----- Provided entries -----

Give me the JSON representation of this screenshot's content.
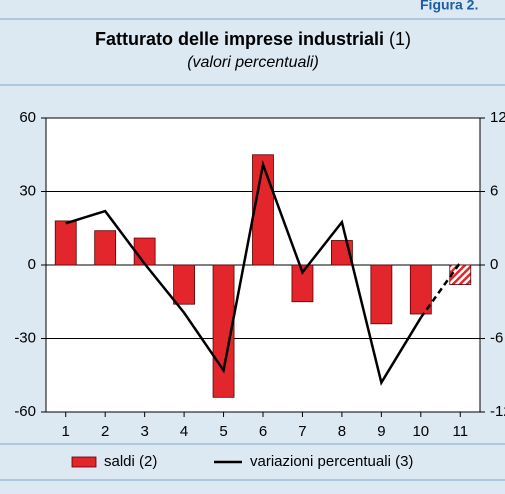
{
  "header": "Figura 2.",
  "chart_data": {
    "type": "bar_line",
    "title": "Fatturato delle imprese industriali",
    "title_note": "(1)",
    "subtitle": "(valori percentuali)",
    "categories": [
      "1",
      "2",
      "3",
      "4",
      "5",
      "6",
      "7",
      "8",
      "9",
      "10",
      "11"
    ],
    "series": [
      {
        "name": "saldi (2)",
        "color": "#e3262b",
        "type": "bar",
        "axis": "y",
        "values": [
          18,
          14,
          11,
          -16,
          -54,
          45,
          -15,
          10,
          -24,
          -20,
          -8
        ]
      },
      {
        "name": "variazioni percentuali (3)",
        "color": "#000000",
        "type": "line",
        "axis": "y2",
        "values": [
          3.4,
          4.4,
          0.1,
          -3.9,
          -8.6,
          8.2,
          -0.6,
          3.5,
          -9.6,
          -4.3,
          0.2
        ]
      }
    ],
    "ylim": [
      -60,
      60
    ],
    "yticks": [
      -60,
      -30,
      0,
      30,
      60
    ],
    "y2lim": [
      -12,
      12
    ],
    "y2ticks": [
      -12,
      -6,
      0,
      6,
      12
    ],
    "grid": true
  }
}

-----

Stated task>
Output all of the records exactly as they appear above, but not the pictures.

Solution to this task>
Give me the JSON representation of this screenshot's content.
{
  "header": "Figura 2.",
  "chart_data": {
    "type": "bar_line",
    "title": "Fatturato delle imprese industriali",
    "title_note": "(1)",
    "subtitle": "(valori percentuali)",
    "categories": [
      "1",
      "2",
      "3",
      "4",
      "5",
      "6",
      "7",
      "8",
      "9",
      "10",
      "11"
    ],
    "series": [
      {
        "name": "saldi (2)",
        "color": "#e3262b",
        "type": "bar",
        "axis": "y",
        "values": [
          18,
          14,
          11,
          -16,
          -54,
          45,
          -15,
          10,
          -24,
          -20,
          -8
        ]
      },
      {
        "name": "variazioni percentuali (3)",
        "color": "#000000",
        "type": "line",
        "axis": "y2",
        "values": [
          3.4,
          4.4,
          0.1,
          -3.9,
          -8.6,
          8.2,
          -0.6,
          3.5,
          -9.6,
          -4.3,
          0.2
        ]
      }
    ],
    "ylim": [
      -60,
      60
    ],
    "yticks": [
      -60,
      -30,
      0,
      30,
      60
    ],
    "y2lim": [
      -12,
      12
    ],
    "y2ticks": [
      -12,
      -6,
      0,
      6,
      12
    ],
    "grid": true
  }
}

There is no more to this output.